>> start

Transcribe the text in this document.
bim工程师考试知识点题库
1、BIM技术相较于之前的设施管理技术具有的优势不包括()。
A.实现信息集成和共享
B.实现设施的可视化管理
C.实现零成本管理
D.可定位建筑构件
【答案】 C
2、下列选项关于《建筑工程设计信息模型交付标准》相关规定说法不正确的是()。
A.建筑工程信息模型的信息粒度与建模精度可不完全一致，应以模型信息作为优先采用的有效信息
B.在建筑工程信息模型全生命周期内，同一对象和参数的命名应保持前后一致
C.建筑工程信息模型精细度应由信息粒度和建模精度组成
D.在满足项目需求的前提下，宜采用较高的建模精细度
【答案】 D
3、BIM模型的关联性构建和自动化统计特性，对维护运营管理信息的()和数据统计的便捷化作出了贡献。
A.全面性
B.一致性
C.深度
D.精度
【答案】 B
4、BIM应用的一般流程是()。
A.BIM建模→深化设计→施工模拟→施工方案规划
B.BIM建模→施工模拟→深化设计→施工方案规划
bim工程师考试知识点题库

>> end

Required work
Copy out all of the lines above exactly.

Solved problem
Transcribe the text in this document.
bim工程师考试知识点题库
1、BIM技术相较于之前的设施管理技术具有的优势不包括()。
A.实现信息集成和共享
B.实现设施的可视化管理
C.实现零成本管理
D.可定位建筑构件
【答案】 C
2、下列选项关于《建筑工程设计信息模型交付标准》相关规定说法不正确的是()。
A.建筑工程信息模型的信息粒度与建模精度可不完全一致，应以模型信息作为优先采用的有效信息
B.在建筑工程信息模型全生命周期内，同一对象和参数的命名应保持前后一致
C.建筑工程信息模型精细度应由信息粒度和建模精度组成
D.在满足项目需求的前提下，宜采用较高的建模精细度
【答案】 D
3、BIM模型的关联性构建和自动化统计特性，对维护运营管理信息的()和数据统计的便捷化作出了贡献。
A.全面性
B.一致性
C.深度
D.精度
【答案】 B
4、BIM应用的一般流程是()。
A.BIM建模→深化设计→施工模拟→施工方案规划
B.BIM建模→施工模拟→深化设计→施工方案规划
bim工程师考试知识点题库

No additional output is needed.